• PETUNJUK LATIHAN: Tuliskan kembali tanpa mengubah apa pun bagian berita tentang RUU BPIP di bawah, mulai dari kata-kata yang memuat "JAKARTA,SumselPost.co.id — Anggota" sampai kata-kata "Jakarta, Senin (17/11/2025).".

• KUTIPAN DOKUMEN:
◇ ◇ ◇

Baleg: Perkuat Kedudukan melalui UU, Status BPIP Tidak Lagi Dibentuk Melalui Perpres

Nasional236 Dilihat
banner1080x1080

JAKARTA,SumselPost.co.id — Anggota Badan Legislasi (Baleg) DPR RI Abidin Fikri menegaskan perlunya penguatan sejumlah hal mendasar dalam penyusunan Rancangan Undang-Undang tentang Badan Pembinaan Ideologi Pancasila (RUU BPIP). Hal itu ia sampaikan dalam Rapat Dengar Pendapat Umum (RDPU) Baleg DPR RI bersama perwakilan KWI, MUI, PGI, PHDI, PBNU, PP Muhammadiyah dan Al Washliyah, di Gedung DPR RI, Senayan, Jakarta, Senin (17/11/2025).

Dalam forum itu, Abidin menekankan bahwa seluruh unsur masyarakat yang hadir memiliki kesepahaman bahwa status lembaga BPIP perlu ditingkatkan dari Peraturan Presiden menjadi Undang-Undang.  “Ada beberapa hal yang menjadi catatan kami, bahwa RUU ini memang berdasarkan usulan Bapak dan Ibu harus ditingkatkan kedudukannya melalui undang-undang,” ujarnya.

◇ ◇ ◇

• CUPLIKAN DATA:

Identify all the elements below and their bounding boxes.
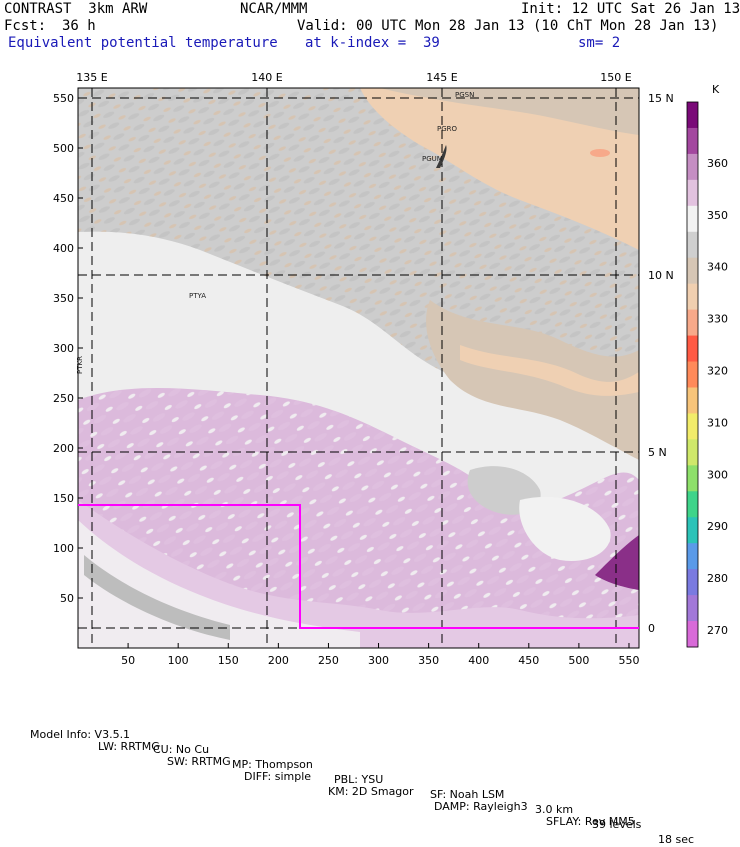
x-tick-label: 200 <box>268 654 289 667</box>
model-title: CONTRAST 3km ARW <box>4 1 148 17</box>
x-tick-label: 450 <box>518 654 539 667</box>
legend-tick-label: 360 <box>707 157 728 170</box>
footer-lw: LW: RRTMG <box>98 740 160 753</box>
legend-swatch <box>687 361 698 388</box>
longitude-label: 150 E <box>600 71 631 84</box>
legend-swatch <box>687 335 698 363</box>
legend-swatch <box>687 283 698 311</box>
legend-swatch <box>687 387 698 414</box>
y-tick-label: 350 <box>53 292 74 305</box>
legend-swatch <box>687 517 698 544</box>
field-name: Equivalent potential temperature <box>8 35 278 51</box>
latitude-label: 10 N <box>648 269 674 282</box>
station-ptya: PTYA <box>189 292 206 300</box>
y-tick-label: 200 <box>53 442 74 455</box>
legend-tick-label: 280 <box>707 572 728 585</box>
x-axis-ticks: 50 100 150 200 250 300 350 400 450 500 550 <box>121 643 639 667</box>
legend-swatch <box>687 621 698 648</box>
y-tick-label: 500 <box>53 142 74 155</box>
x-tick-label: 300 <box>368 654 389 667</box>
legend-swatch <box>687 465 698 492</box>
y-tick-label: 300 <box>53 342 74 355</box>
y-tick-label: 250 <box>53 392 74 405</box>
legend-swatch <box>687 102 698 129</box>
station-pgum: PGUM <box>422 155 443 163</box>
y-tick-label: 150 <box>53 492 74 505</box>
y-tick-label: 100 <box>53 542 74 555</box>
legend-tick-label: 320 <box>707 365 728 378</box>
longitude-label: 140 E <box>251 71 282 84</box>
smoothing-label: sm= 2 <box>578 35 621 51</box>
color-legend: K 360 350 340 330 320 310 300 290 280 270 <box>686 83 728 648</box>
legend-tick-label: 330 <box>707 313 728 326</box>
x-tick-label: 250 <box>318 654 339 667</box>
legend-tick-label: 300 <box>707 468 728 481</box>
y-tick-label: 450 <box>53 192 74 205</box>
legend-swatch <box>687 569 698 596</box>
legend-swatch <box>687 205 698 233</box>
x-tick-label: 350 <box>418 654 439 667</box>
footer-diff: DIFF: simple <box>244 770 312 783</box>
longitude-labels: 135 E 140 E 145 E 150 E <box>76 71 631 84</box>
legend-swatch <box>687 153 698 181</box>
forecast-hour: 36 h <box>62 18 96 34</box>
legend-swatch <box>687 413 698 440</box>
legend-tick-label: 340 <box>707 261 728 274</box>
footer-dt: 18 sec <box>658 833 695 846</box>
legend-swatch <box>687 127 698 155</box>
legend-swatch <box>687 491 698 518</box>
shaded-field <box>78 88 639 648</box>
x-tick-label: 150 <box>218 654 239 667</box>
station-pgsn: PGSN <box>455 91 474 99</box>
station-ptkr: PTKR <box>76 356 84 374</box>
x-tick-label: 100 <box>168 654 189 667</box>
forecast-label: Fcst: <box>4 18 47 34</box>
legend-swatch <box>687 179 698 207</box>
longitude-label: 135 E <box>76 71 107 84</box>
legend-swatch <box>687 309 698 337</box>
x-tick-label: 500 <box>568 654 589 667</box>
subdomain-box <box>78 504 639 629</box>
valid-time: Valid: 00 UTC Mon 28 Jan 13 (10 ChT Mon … <box>297 18 719 34</box>
footer-model: Model Info: V3.5.1 <box>30 728 131 741</box>
latitude-label: 15 N <box>648 92 674 105</box>
footer-sflay: SFLAY: Rev MM5 <box>546 815 635 828</box>
latitude-label: 0 <box>648 622 655 635</box>
station-pgro: PGRO <box>437 125 458 133</box>
latitude-label: 5 N <box>648 446 667 459</box>
x-tick-label: 400 <box>468 654 489 667</box>
footer-damp: DAMP: Rayleigh3 <box>434 800 528 813</box>
legend-tick-label: 270 <box>707 624 728 637</box>
legend-frame <box>686 101 699 648</box>
x-tick-label: 50 <box>121 654 135 667</box>
legend-swatch <box>687 257 698 285</box>
legend-swatch <box>687 439 698 466</box>
y-axis-ticks: 550 500 450 400 350 300 250 200 150 100 50 <box>53 92 83 605</box>
x-tick-label: 550 <box>618 654 639 667</box>
footer-km: KM: 2D Smagor <box>328 785 414 798</box>
latitude-labels: 15 N 10 N 5 N 0 <box>648 92 674 635</box>
y-tick-label: 50 <box>60 592 74 605</box>
legend-swatch <box>687 231 698 259</box>
footer-sw: SW: RRTMG <box>167 755 231 768</box>
legend-swatch <box>687 595 698 622</box>
legend-unit: K <box>712 83 720 96</box>
level-label: at k-index = 39 <box>305 35 440 51</box>
station-labels: PGSN PGRO PGUM PTYA PTKR <box>76 91 474 374</box>
legend-tick-label: 350 <box>707 209 728 222</box>
init-time: Init: 12 UTC Sat 26 Jan 13 <box>521 1 740 17</box>
legend-tick-label: 310 <box>707 416 728 429</box>
organization: NCAR/MMM <box>240 1 308 17</box>
legend-tick-label: 290 <box>707 520 728 533</box>
legend-swatch <box>687 543 698 570</box>
y-tick-label: 550 <box>53 92 74 105</box>
y-tick-label: 400 <box>53 242 74 255</box>
longitude-label: 145 E <box>426 71 457 84</box>
map-plot: 50 100 150 200 250 300 350 400 450 500 550 5505004… <box>53 71 728 667</box>
guam-outline <box>436 145 447 168</box>
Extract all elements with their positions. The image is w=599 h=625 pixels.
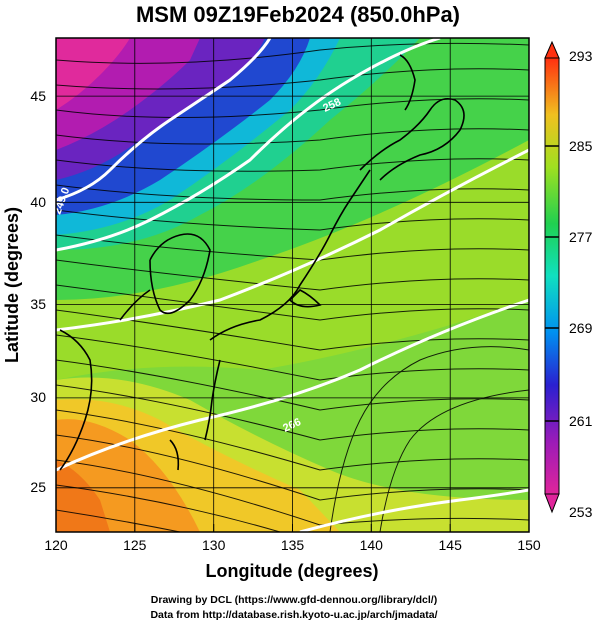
colorbar xyxy=(544,40,560,514)
map-title: MSM 09Z19Feb2024 (850.0hPa) xyxy=(136,2,460,27)
y-tick-label: 25 xyxy=(30,479,46,495)
isotherms xyxy=(56,38,529,532)
colorbar-label: 277 xyxy=(569,229,593,245)
y-axis-label: Latitude (degrees) xyxy=(2,207,22,363)
graticule xyxy=(56,38,529,532)
credit-drawing: Drawing by DCL (https://www.gfd-dennou.o… xyxy=(151,594,437,606)
colorbar-label: 261 xyxy=(569,413,593,429)
x-tick-label: 130 xyxy=(202,537,226,553)
y-tick-label: 35 xyxy=(30,296,46,312)
credit-data: Data from http://database.rish.kyoto-u.a… xyxy=(150,609,437,621)
coastlines xyxy=(59,54,465,471)
temperature-field: 249.0 258 266 xyxy=(56,38,529,532)
wind-streamlines xyxy=(56,42,529,532)
x-tick-label: 135 xyxy=(281,537,305,553)
y-tick-label: 40 xyxy=(30,194,46,210)
y-tick-label: 30 xyxy=(30,389,46,405)
x-tick-label: 145 xyxy=(439,537,463,553)
x-axis-label: Longitude (degrees) xyxy=(205,561,378,581)
x-tick-label: 125 xyxy=(123,537,147,553)
colorbar-label: 253 xyxy=(569,504,593,520)
x-tick-label: 140 xyxy=(360,537,384,553)
x-tick-label: 120 xyxy=(44,537,68,553)
y-tick-label: 45 xyxy=(30,88,46,104)
colorbar-label: 285 xyxy=(569,138,593,154)
colorbar-label: 269 xyxy=(569,320,593,336)
colorbar-label: 293 xyxy=(569,48,593,64)
x-tick-marks xyxy=(55,524,530,532)
x-tick-label: 150 xyxy=(517,537,541,553)
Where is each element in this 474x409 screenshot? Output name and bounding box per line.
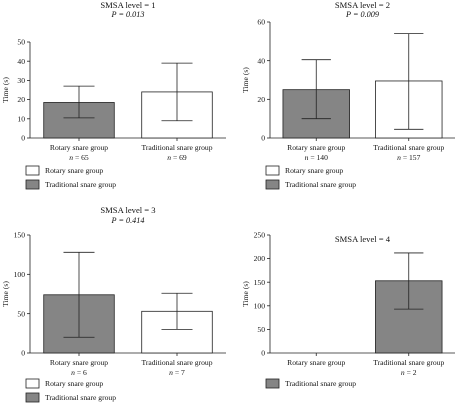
chart-panels: SMSA level = 1P = 0.013 0 10 20 30 40 50 Time (… [1,0,455,403]
y-axis-label: Time (s) [1,281,10,307]
chart-panel-2: SMSA level = 2P = 0.009 0 20 40 60 Time (s) Ro… [241,0,455,190]
y-tick-label: 60 [257,18,265,27]
y-tick-label: 50 [17,38,25,47]
x-tick-label: Rotary snare group [50,358,108,367]
y-tick-label: 40 [257,56,265,65]
legend-label: Traditional snare group [285,379,356,388]
y-tick-label: 30 [17,76,25,85]
legend-label: Rotary snare group [45,166,103,175]
legend-swatch [25,392,40,403]
x-tick-label: Rotary snare group [287,143,345,152]
legend-label: Rotary snare group [45,379,103,388]
x-tick-label: Traditional snare group [141,358,212,367]
y-tick-label: 40 [17,57,25,66]
y-axis-label: Time (s) [241,281,250,307]
chart-title: SMSA level = 4 [335,234,391,244]
y-tick-label: 0 [261,134,265,143]
y-tick-label: 150 [254,278,266,287]
y-tick-label: 10 [17,114,25,123]
y-tick-label: 50 [17,309,25,318]
p-value: P = 0.009 [345,10,379,19]
x-tick-label: Traditional snare group [141,143,212,152]
legend-swatch [25,165,40,176]
x-tick-label: Rotary snare group [50,143,108,152]
chart-title: SMSA level = 1 [100,0,155,10]
p-value: P = 0.414 [111,216,145,225]
legend-label: Traditional snare group [45,180,116,189]
legend-swatch [265,378,280,389]
n-label: n = 6 [71,368,87,377]
y-tick-label: 250 [254,231,266,240]
n-label: n = 140 [305,153,328,162]
n-label: n = 2 [401,368,417,377]
y-axis-label: Time (s) [241,67,250,93]
x-tick-label: Rotary snare group [287,358,345,367]
x-tick-label: Traditional snare group [373,358,444,367]
legend-swatch [25,378,40,389]
legend-swatch [265,179,280,190]
y-tick-label: 100 [254,301,266,310]
y-tick-label: 20 [17,95,25,104]
chart-panel-1: SMSA level = 1P = 0.013 0 10 20 30 40 50 Time (… [1,0,226,190]
legend-label: Traditional snare group [285,180,356,189]
legend-swatch [25,179,40,190]
n-label: n = 7 [169,368,185,377]
legend: Rotary snare group Traditional snare grou… [265,165,356,190]
n-label: n = 65 [69,153,89,162]
y-axis-label: Time (s) [1,77,10,103]
y-tick-label: 0 [21,349,25,358]
chart-title: SMSA level = 2 [335,0,390,10]
legend: Rotary snare group Traditional snare grou… [25,378,116,403]
legend: Traditional snare group [265,378,356,389]
legend-swatch [265,165,280,176]
n-label: n = 157 [397,153,420,162]
y-tick-label: 0 [261,349,265,358]
x-tick-label: Traditional snare group [373,143,444,152]
chart-panel-4: SMSA level = 4 0 50 100 150 200 250 Time (s) Rot… [241,231,455,389]
p-value: P = 0.013 [111,10,145,19]
chart-panel-3: SMSA level = 3P = 0.414 0 50 100 150 Time (s)… [1,205,226,403]
y-tick-label: 200 [254,254,266,263]
y-tick-label: 150 [14,231,26,240]
y-tick-label: 0 [21,134,25,143]
y-tick-label: 20 [257,95,265,104]
legend: Rotary snare group Traditional snare grou… [25,165,116,190]
legend-label: Rotary snare group [285,166,343,175]
chart-title: SMSA level = 3 [100,205,155,215]
y-tick-label: 50 [257,325,265,334]
legend-label: Traditional snare group [45,393,116,402]
n-label: n = 69 [167,153,187,162]
y-tick-label: 100 [14,270,26,279]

◇ ◇ ◇

• HASIL LATIHAN:
JAKARTA,SumselPost.co.id — Anggota Badan Legislasi (Baleg) DPR RI Abidin Fikri menegaskan perlunya penguatan sejumlah hal mendasar dalam penyusunan Rancangan Undang-Undang tentang Badan Pembinaan Ideologi Pancasila (RUU BPIP). Hal itu ia sampaikan dalam Rapat Dengar Pendapat Umum (RDPU) Baleg DPR RI bersama perwakilan KWI, MUI, PGI, PHDI, PBNU, PP Muhammadiyah dan Al Washliyah, di Gedung DPR RI, Senayan, Jakarta, Senin (17/11/2025).